▸ **Extracted information**:
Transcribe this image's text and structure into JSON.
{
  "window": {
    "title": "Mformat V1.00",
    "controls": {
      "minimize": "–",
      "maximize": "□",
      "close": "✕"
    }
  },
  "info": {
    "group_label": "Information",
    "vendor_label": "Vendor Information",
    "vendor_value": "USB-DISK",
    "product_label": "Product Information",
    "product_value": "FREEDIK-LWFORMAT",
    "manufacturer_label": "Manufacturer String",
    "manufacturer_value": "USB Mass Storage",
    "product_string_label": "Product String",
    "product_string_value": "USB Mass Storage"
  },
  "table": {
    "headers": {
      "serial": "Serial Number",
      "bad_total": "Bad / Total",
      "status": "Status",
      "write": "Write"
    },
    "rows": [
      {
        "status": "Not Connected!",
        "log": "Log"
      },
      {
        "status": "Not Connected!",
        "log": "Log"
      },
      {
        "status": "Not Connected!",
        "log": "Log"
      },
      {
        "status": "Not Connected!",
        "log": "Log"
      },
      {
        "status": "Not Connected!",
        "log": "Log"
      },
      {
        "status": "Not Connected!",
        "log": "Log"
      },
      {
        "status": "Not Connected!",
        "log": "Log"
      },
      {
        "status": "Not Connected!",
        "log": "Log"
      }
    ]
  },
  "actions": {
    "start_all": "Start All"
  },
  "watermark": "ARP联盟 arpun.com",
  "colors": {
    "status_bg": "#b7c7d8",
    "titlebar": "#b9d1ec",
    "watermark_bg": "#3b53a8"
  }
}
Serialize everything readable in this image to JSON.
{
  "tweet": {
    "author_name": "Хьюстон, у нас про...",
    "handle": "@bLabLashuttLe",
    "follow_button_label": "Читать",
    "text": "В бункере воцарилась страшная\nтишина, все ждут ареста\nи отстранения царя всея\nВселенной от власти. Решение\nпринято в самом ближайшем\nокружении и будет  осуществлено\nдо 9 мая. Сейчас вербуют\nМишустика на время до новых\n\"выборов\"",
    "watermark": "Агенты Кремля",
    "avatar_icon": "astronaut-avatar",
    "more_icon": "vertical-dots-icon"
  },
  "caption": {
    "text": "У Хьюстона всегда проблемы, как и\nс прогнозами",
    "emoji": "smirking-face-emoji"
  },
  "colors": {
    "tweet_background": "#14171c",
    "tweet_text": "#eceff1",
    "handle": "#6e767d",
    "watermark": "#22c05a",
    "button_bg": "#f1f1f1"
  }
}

▸ **Given problem**: Copy, character for character, the lines from the line that holds "Serialize everything readable" through the final line of the records above.

▸ **Result of this exercise**:
Serialize everything readable in this image to JSON.
{
  "tweet": {
    "author_name": "Хьюстон, у нас про...",
    "handle": "@bLabLashuttLe",
    "follow_button_label": "Читать",
    "text": "В бункере воцарилась страшная\nтишина, все ждут ареста\nи отстранения царя всея\nВселенной от власти. Решение\nпринято в самом ближайшем\nокружении и будет  осуществлено\nдо 9 мая. Сейчас вербуют\nМишустика на время до новых\n\"выборов\"",
    "watermark": "Агенты Кремля",
    "avatar_icon": "astronaut-avatar",
    "more_icon": "vertical-dots-icon"
  },
  "caption": {
    "text": "У Хьюстона всегда проблемы, как и\nс прогнозами",
    "emoji": "smirking-face-emoji"
  },
  "colors": {
    "tweet_background": "#14171c",
    "tweet_text": "#eceff1",
    "handle": "#6e767d",
    "watermark": "#22c05a",
    "button_bg": "#f1f1f1"
  }
}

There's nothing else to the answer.